Rewrite all of the records below, replacing every occurrence of "axes-box" with "plot-area" and leaving everything else unchanged.
-------
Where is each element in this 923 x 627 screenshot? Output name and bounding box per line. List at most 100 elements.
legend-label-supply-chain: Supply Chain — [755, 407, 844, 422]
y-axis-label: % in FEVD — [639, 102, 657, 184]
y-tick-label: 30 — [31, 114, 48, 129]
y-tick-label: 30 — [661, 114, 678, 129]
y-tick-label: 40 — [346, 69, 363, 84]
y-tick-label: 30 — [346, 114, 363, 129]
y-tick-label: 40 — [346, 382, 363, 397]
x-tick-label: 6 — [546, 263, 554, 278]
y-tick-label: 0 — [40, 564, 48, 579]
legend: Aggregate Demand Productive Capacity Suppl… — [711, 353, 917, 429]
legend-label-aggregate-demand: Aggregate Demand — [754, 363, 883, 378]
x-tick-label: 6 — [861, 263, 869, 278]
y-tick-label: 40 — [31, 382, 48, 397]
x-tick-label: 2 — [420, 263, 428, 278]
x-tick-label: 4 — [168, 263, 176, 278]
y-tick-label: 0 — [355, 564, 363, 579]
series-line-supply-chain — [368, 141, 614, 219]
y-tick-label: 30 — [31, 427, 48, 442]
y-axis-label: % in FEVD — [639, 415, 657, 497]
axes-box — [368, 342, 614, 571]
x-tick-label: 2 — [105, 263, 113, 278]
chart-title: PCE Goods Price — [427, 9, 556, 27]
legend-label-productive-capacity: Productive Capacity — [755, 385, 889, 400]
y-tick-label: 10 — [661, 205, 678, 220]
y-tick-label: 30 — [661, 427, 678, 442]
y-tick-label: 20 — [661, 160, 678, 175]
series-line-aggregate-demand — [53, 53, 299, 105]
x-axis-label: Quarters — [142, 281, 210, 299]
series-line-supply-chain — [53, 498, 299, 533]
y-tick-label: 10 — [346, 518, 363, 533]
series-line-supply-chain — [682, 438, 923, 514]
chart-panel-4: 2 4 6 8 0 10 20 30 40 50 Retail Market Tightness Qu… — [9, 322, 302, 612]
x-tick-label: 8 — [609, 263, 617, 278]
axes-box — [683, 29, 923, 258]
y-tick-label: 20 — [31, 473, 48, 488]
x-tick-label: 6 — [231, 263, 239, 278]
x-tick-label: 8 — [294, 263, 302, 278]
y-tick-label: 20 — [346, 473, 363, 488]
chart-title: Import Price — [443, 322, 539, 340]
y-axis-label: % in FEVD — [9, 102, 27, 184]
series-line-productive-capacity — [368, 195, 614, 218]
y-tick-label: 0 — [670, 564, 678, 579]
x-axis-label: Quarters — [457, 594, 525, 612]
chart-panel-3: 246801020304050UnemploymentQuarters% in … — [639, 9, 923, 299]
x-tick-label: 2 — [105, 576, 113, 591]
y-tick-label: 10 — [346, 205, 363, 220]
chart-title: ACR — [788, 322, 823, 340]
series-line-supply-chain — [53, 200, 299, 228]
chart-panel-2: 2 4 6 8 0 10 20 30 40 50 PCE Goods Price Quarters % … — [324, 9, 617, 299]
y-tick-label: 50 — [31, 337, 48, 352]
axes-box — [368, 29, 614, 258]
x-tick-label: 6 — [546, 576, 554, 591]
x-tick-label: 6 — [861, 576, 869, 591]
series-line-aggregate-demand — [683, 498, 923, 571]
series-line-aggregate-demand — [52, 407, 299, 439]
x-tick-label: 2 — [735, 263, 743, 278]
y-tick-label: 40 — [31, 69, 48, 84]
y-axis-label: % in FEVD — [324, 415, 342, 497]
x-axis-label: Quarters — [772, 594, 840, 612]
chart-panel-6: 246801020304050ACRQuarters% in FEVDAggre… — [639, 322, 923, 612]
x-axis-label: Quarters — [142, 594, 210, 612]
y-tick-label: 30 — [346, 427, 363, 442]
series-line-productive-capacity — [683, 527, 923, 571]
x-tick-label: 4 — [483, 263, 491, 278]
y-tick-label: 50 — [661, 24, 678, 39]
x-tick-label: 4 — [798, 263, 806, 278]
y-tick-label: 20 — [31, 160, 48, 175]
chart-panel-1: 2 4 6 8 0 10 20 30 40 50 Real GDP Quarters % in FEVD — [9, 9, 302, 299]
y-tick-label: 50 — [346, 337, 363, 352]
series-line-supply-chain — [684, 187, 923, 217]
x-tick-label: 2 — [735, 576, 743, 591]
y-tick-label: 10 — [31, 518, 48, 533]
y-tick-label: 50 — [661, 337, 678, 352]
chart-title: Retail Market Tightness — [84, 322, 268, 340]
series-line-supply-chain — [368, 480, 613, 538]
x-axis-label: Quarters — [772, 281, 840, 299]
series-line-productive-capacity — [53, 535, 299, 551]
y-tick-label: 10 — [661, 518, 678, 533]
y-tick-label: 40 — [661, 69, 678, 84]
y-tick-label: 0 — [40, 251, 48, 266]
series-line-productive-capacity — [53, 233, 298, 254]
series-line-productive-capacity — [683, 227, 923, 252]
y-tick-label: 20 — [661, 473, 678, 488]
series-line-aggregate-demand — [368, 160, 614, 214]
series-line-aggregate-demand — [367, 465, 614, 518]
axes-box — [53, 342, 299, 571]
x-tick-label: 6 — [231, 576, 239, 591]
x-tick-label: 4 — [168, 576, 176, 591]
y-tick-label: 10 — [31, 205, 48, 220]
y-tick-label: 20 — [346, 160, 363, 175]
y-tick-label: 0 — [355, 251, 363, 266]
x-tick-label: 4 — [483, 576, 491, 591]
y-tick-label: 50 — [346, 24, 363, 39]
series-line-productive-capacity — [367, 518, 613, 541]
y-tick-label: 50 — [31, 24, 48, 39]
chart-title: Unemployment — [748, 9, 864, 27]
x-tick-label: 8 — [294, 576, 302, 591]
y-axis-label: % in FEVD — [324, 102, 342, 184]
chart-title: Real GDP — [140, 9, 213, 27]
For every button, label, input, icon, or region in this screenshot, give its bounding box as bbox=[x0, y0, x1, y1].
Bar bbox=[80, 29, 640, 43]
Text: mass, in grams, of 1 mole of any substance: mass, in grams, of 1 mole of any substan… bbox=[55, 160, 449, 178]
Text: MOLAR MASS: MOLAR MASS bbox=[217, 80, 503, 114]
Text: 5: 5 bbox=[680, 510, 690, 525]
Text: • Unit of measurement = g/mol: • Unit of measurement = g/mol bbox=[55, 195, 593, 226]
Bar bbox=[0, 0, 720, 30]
-------
RESULT OF THIS EXERCISE
Where is each element in this 923 x 627 screenshot? Output name and bounding box per line. List at most 100 elements.
legend-label-supply-chain: Supply Chain — [755, 407, 844, 422]
y-axis-label: % in FEVD — [639, 102, 657, 184]
y-tick-label: 30 — [31, 114, 48, 129]
y-tick-label: 30 — [661, 114, 678, 129]
y-tick-label: 40 — [346, 69, 363, 84]
y-tick-label: 30 — [346, 114, 363, 129]
y-tick-label: 40 — [346, 382, 363, 397]
x-tick-label: 6 — [546, 263, 554, 278]
y-tick-label: 0 — [40, 564, 48, 579]
legend: Aggregate Demand Productive Capacity Suppl… — [711, 353, 917, 429]
legend-label-aggregate-demand: Aggregate Demand — [754, 363, 883, 378]
x-tick-label: 6 — [861, 263, 869, 278]
y-tick-label: 40 — [31, 382, 48, 397]
x-tick-label: 2 — [420, 263, 428, 278]
x-tick-label: 4 — [168, 263, 176, 278]
y-tick-label: 0 — [355, 564, 363, 579]
series-line-supply-chain — [368, 141, 614, 219]
y-tick-label: 30 — [31, 427, 48, 442]
y-axis-label: % in FEVD — [639, 415, 657, 497]
plot-area — [368, 342, 614, 571]
x-tick-label: 2 — [105, 263, 113, 278]
chart-title: PCE Goods Price — [427, 9, 556, 27]
legend-label-productive-capacity: Productive Capacity — [755, 385, 889, 400]
y-tick-label: 10 — [661, 205, 678, 220]
y-tick-label: 30 — [661, 427, 678, 442]
y-tick-label: 20 — [661, 160, 678, 175]
series-line-aggregate-demand — [53, 53, 299, 105]
x-axis-label: Quarters — [142, 281, 210, 299]
series-line-supply-chain — [53, 498, 299, 533]
y-tick-label: 10 — [346, 518, 363, 533]
series-line-supply-chain — [682, 438, 923, 514]
chart-panel-4: 2 4 6 8 0 10 20 30 40 50 Retail Market Tightness Qu… — [9, 322, 302, 612]
x-tick-label: 8 — [609, 263, 617, 278]
plot-area — [683, 29, 923, 258]
y-tick-label: 20 — [31, 473, 48, 488]
x-tick-label: 6 — [231, 263, 239, 278]
x-tick-label: 8 — [294, 263, 302, 278]
y-tick-label: 20 — [346, 473, 363, 488]
chart-title: Import Price — [443, 322, 539, 340]
y-axis-label: % in FEVD — [9, 102, 27, 184]
series-line-productive-capacity — [368, 195, 614, 218]
y-tick-label: 0 — [670, 564, 678, 579]
x-axis-label: Quarters — [457, 594, 525, 612]
chart-panel-3: 246801020304050UnemploymentQuarters% in … — [639, 9, 923, 299]
x-tick-label: 2 — [105, 576, 113, 591]
y-tick-label: 10 — [346, 205, 363, 220]
chart-title: ACR — [788, 322, 823, 340]
series-line-supply-chain — [53, 200, 299, 228]
chart-panel-2: 2 4 6 8 0 10 20 30 40 50 PCE Goods Price Quarters % … — [324, 9, 617, 299]
y-tick-label: 50 — [31, 337, 48, 352]
plot-area — [368, 29, 614, 258]
x-tick-label: 6 — [546, 576, 554, 591]
x-tick-label: 6 — [861, 576, 869, 591]
series-line-aggregate-demand — [683, 498, 923, 571]
series-line-aggregate-demand — [52, 407, 299, 439]
x-tick-label: 2 — [735, 263, 743, 278]
y-tick-label: 40 — [31, 69, 48, 84]
y-axis-label: % in FEVD — [324, 415, 342, 497]
x-axis-label: Quarters — [772, 594, 840, 612]
chart-panel-6: 246801020304050ACRQuarters% in FEVDAggre… — [639, 322, 923, 612]
x-axis-label: Quarters — [142, 594, 210, 612]
y-tick-label: 30 — [346, 427, 363, 442]
series-line-productive-capacity — [683, 527, 923, 571]
x-tick-label: 4 — [483, 263, 491, 278]
y-tick-label: 50 — [661, 24, 678, 39]
x-tick-label: 4 — [798, 263, 806, 278]
y-tick-label: 20 — [31, 160, 48, 175]
chart-panel-1: 2 4 6 8 0 10 20 30 40 50 Real GDP Quarters % in FEVD — [9, 9, 302, 299]
y-tick-label: 50 — [346, 337, 363, 352]
series-line-supply-chain — [684, 187, 923, 217]
x-tick-label: 2 — [735, 576, 743, 591]
y-tick-label: 10 — [31, 518, 48, 533]
y-tick-label: 50 — [661, 337, 678, 352]
chart-title: Retail Market Tightness — [84, 322, 268, 340]
series-line-supply-chain — [368, 480, 613, 538]
x-axis-label: Quarters — [772, 281, 840, 299]
series-line-productive-capacity — [53, 535, 299, 551]
y-tick-label: 10 — [661, 518, 678, 533]
y-tick-label: 40 — [661, 69, 678, 84]
y-tick-label: 0 — [40, 251, 48, 266]
series-line-productive-capacity — [53, 233, 298, 254]
series-line-productive-capacity — [683, 227, 923, 252]
y-tick-label: 20 — [661, 473, 678, 488]
series-line-aggregate-demand — [368, 160, 614, 214]
series-line-aggregate-demand — [367, 465, 614, 518]
plot-area — [53, 342, 299, 571]
x-tick-label: 6 — [231, 576, 239, 591]
x-tick-label: 4 — [168, 576, 176, 591]
y-tick-label: 10 — [31, 205, 48, 220]
y-tick-label: 20 — [346, 160, 363, 175]
y-tick-label: 0 — [355, 251, 363, 266]
x-tick-label: 4 — [483, 576, 491, 591]
y-tick-label: 50 — [346, 24, 363, 39]
series-line-productive-capacity — [367, 518, 613, 541]
y-tick-label: 50 — [31, 24, 48, 39]
chart-title: Unemployment — [748, 9, 864, 27]
x-tick-label: 8 — [294, 576, 302, 591]
y-axis-label: % in FEVD — [324, 102, 342, 184]
chart-title: Real GDP — [140, 9, 213, 27]
For every button, label, input, icon, or region in this screenshot, give its bounding box as bbox=[x0, y0, x1, y1].
Bar bbox=[80, 29, 640, 43]
Text: mass, in grams, of 1 mole of any substance: mass, in grams, of 1 mole of any substan… bbox=[55, 160, 449, 178]
Text: MOLAR MASS: MOLAR MASS bbox=[217, 80, 503, 114]
Text: 5: 5 bbox=[680, 510, 690, 525]
Text: • Unit of measurement = g/mol: • Unit of measurement = g/mol bbox=[55, 195, 593, 226]
Bar bbox=[0, 0, 720, 30]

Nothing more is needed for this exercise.